Set problem:
Copy all lines holding the word "Gather" from the entries.

================

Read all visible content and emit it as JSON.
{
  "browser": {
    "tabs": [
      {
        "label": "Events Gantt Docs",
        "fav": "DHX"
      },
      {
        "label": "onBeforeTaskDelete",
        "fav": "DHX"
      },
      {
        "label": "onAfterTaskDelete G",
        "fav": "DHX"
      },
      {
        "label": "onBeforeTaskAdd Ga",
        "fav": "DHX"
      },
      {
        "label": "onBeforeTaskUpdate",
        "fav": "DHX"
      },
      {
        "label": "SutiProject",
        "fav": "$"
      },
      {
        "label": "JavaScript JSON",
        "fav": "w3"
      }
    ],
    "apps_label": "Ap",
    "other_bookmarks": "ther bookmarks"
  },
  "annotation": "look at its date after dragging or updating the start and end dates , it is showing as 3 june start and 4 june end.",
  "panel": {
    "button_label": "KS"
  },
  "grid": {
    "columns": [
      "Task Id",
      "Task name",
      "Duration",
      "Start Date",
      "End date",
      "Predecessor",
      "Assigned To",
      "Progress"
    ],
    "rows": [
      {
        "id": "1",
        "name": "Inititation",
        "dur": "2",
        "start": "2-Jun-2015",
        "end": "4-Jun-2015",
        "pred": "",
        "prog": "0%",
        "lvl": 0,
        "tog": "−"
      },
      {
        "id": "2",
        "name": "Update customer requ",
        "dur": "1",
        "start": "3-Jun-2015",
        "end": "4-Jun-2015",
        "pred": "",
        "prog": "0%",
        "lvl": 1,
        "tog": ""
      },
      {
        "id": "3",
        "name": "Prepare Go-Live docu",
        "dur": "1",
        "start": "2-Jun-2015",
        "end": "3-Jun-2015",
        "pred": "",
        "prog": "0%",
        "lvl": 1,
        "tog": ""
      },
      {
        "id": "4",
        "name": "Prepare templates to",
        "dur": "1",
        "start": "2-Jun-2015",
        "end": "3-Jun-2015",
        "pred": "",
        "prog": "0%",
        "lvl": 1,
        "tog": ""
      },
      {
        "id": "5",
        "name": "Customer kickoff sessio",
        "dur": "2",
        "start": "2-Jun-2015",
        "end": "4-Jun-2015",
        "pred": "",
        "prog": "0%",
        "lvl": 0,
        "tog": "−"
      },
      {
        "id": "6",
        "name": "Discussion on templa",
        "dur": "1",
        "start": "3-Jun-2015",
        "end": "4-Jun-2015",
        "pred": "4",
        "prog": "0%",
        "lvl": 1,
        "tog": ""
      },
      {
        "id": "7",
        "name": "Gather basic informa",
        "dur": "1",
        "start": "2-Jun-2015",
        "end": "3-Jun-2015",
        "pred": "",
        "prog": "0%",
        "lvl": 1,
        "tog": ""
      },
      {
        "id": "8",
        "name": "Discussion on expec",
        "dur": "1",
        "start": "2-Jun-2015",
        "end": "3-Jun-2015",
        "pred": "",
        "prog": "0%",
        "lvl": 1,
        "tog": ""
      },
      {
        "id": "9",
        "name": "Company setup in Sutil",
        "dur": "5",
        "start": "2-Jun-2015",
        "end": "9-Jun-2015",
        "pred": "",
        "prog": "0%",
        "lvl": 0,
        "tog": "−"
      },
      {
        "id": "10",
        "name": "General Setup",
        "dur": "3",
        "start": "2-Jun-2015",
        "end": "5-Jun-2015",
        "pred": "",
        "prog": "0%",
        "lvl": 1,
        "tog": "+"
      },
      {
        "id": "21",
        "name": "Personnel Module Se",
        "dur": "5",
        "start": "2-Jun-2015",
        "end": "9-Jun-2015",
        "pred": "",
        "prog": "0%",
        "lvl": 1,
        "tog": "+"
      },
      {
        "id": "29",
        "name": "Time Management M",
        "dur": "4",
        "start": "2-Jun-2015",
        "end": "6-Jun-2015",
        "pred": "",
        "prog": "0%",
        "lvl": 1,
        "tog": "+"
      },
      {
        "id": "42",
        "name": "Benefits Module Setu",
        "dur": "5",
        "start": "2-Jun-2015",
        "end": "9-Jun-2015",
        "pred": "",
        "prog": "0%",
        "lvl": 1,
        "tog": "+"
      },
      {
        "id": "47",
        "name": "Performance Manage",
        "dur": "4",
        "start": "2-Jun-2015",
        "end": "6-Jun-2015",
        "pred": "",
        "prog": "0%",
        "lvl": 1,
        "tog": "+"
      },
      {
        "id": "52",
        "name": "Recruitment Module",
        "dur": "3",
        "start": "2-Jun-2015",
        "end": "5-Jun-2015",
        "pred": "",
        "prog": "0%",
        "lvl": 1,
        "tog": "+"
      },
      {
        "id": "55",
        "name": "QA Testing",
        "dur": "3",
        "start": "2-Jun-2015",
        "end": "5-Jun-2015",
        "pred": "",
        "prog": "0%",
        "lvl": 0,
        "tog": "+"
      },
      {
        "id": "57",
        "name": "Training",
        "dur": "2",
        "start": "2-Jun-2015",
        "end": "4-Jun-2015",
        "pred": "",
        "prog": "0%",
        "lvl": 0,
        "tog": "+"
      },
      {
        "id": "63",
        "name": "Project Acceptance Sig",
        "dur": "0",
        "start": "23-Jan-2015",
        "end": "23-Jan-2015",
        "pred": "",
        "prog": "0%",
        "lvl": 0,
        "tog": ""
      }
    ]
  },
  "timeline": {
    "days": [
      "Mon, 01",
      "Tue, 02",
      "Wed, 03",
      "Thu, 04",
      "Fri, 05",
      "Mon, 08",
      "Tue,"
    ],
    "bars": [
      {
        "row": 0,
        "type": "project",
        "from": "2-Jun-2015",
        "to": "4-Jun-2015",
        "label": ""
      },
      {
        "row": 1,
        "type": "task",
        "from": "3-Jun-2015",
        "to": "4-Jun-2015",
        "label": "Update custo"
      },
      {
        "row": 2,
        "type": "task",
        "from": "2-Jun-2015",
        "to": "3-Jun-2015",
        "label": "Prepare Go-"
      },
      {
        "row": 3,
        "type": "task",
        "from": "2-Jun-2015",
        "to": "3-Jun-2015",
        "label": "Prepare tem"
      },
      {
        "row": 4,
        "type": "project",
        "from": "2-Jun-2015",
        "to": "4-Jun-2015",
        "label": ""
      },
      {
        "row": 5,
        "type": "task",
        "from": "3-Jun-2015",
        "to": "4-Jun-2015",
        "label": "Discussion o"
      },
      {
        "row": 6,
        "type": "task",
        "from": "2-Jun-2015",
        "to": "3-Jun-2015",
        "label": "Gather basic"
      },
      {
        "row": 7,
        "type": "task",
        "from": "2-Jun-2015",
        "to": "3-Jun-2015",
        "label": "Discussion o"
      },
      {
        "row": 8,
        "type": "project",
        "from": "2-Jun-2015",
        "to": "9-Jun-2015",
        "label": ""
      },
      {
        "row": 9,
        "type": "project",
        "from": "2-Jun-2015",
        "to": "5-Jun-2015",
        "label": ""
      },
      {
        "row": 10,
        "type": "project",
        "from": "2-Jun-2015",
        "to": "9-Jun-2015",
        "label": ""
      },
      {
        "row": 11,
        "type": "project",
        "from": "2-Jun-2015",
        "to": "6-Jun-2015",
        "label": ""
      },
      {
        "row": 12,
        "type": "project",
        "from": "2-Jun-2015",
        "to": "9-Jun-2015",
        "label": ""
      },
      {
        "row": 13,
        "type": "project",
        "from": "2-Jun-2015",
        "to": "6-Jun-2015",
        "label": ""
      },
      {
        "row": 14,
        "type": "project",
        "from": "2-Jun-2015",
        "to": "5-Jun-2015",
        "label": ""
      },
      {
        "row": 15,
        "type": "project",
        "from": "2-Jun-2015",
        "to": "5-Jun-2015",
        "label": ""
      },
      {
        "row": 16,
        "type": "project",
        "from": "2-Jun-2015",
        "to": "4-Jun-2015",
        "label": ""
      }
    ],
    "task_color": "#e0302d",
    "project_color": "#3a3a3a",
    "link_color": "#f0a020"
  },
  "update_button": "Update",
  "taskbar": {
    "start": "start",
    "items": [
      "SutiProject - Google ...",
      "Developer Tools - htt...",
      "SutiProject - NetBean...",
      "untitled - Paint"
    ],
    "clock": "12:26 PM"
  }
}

================

The response:
        "name": "Gather basic informa",
        "label": "Gather basic"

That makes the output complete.